-- start of Stored records --
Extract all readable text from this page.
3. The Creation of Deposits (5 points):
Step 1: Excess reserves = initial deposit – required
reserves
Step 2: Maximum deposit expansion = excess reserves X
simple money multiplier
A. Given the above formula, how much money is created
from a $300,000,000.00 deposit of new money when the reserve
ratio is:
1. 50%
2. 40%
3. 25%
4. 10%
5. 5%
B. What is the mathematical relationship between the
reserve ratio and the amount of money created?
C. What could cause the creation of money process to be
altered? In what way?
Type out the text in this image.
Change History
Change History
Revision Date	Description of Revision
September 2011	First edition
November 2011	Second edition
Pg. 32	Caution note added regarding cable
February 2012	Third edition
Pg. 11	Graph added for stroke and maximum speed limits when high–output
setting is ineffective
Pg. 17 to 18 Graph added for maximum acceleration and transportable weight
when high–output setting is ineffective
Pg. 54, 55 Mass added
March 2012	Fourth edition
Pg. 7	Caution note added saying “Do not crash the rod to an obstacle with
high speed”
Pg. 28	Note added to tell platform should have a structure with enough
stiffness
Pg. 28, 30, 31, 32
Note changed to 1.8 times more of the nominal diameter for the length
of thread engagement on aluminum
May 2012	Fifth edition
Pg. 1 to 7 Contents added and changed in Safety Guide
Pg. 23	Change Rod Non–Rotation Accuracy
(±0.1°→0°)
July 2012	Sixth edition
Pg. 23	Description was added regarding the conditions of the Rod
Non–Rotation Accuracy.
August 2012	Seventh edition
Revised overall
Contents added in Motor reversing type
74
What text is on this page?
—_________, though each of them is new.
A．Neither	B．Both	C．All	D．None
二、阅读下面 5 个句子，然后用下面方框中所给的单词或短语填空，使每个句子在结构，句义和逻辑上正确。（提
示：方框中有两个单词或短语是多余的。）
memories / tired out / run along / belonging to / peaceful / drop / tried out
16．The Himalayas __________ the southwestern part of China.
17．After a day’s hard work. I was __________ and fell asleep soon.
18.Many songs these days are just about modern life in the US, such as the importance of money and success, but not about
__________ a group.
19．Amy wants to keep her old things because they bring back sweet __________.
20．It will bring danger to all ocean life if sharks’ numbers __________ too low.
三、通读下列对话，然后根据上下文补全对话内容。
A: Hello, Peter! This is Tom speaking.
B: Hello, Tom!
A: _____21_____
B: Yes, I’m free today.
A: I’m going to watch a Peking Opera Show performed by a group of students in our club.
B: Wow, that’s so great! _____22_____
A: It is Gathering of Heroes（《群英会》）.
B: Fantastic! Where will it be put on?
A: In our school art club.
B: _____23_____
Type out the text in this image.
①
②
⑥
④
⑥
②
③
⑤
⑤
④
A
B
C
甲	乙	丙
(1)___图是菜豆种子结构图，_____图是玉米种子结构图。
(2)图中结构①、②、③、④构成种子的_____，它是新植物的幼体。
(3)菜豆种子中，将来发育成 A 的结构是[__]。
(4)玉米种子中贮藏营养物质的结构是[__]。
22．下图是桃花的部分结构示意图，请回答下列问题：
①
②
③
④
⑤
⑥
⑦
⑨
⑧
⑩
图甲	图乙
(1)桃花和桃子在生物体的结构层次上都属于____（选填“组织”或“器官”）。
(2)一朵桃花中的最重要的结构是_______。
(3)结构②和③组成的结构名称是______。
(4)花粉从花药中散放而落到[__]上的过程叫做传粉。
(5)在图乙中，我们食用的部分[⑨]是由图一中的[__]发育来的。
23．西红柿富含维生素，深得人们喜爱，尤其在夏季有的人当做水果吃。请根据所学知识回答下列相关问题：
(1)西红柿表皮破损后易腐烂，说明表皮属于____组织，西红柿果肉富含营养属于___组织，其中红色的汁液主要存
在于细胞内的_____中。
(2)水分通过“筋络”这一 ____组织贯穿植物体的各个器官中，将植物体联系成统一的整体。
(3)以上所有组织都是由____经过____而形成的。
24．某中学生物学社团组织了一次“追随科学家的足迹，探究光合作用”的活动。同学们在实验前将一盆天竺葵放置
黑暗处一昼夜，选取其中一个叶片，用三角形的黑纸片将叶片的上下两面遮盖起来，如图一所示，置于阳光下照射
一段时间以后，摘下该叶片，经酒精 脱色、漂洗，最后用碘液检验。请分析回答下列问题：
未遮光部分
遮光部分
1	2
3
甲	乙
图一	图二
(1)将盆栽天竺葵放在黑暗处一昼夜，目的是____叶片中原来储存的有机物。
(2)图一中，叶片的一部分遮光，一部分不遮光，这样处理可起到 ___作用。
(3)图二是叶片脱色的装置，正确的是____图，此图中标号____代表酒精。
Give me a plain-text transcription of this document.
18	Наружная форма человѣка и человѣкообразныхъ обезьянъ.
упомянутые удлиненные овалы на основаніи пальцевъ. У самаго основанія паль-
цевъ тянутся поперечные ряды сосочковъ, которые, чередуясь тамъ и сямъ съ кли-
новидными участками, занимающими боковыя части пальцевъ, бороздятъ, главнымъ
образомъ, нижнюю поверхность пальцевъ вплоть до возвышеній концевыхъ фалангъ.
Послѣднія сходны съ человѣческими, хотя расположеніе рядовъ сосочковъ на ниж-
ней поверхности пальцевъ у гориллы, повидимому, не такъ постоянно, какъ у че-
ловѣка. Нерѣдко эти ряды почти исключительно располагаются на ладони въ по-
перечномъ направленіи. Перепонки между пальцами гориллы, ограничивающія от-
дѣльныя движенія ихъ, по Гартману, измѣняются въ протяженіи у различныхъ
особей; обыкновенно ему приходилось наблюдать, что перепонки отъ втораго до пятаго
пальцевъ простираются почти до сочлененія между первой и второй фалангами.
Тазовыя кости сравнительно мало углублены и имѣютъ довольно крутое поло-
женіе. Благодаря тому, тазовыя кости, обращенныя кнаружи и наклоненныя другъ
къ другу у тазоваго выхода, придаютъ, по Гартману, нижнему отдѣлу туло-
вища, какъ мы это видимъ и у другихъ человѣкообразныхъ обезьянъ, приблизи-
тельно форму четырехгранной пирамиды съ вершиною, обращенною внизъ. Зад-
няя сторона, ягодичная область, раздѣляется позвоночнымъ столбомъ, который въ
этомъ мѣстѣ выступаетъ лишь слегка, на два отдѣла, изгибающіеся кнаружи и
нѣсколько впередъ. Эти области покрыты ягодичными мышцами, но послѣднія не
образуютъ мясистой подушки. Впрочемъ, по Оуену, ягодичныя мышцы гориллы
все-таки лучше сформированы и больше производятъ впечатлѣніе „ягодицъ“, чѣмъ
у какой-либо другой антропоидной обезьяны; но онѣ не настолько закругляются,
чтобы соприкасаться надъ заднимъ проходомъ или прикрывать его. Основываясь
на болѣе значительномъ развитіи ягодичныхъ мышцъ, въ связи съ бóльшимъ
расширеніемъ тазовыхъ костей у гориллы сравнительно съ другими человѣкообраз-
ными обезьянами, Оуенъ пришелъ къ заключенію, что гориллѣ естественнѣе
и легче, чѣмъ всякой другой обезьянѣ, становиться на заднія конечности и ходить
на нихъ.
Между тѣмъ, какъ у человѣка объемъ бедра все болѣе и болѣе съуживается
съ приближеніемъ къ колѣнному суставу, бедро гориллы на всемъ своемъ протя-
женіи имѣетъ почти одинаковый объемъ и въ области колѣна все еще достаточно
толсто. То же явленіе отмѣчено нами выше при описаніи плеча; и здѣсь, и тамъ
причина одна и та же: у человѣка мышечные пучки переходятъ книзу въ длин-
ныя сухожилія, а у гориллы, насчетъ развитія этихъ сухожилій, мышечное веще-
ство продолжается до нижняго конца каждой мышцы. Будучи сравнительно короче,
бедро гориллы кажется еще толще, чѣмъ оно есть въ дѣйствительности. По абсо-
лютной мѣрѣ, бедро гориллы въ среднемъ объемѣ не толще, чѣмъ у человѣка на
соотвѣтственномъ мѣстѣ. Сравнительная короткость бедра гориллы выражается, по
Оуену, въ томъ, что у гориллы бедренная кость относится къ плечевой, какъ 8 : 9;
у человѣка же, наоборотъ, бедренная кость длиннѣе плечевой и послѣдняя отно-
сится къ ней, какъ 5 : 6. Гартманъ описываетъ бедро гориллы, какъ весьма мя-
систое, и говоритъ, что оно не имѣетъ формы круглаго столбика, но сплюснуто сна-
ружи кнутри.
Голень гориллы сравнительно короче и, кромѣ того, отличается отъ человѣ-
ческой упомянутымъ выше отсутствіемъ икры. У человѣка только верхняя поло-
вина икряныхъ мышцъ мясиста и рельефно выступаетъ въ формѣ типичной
-- end of Stored records --
- Goal -
Find all lines where the word "человѣкообразныхъ" appears. Copy them.

- Output below -
18	Наружная форма человѣка и человѣкообразныхъ обезьянъ.
вища, какъ мы это видимъ и у другихъ человѣкообразныхъ обезьянъ, приблизи-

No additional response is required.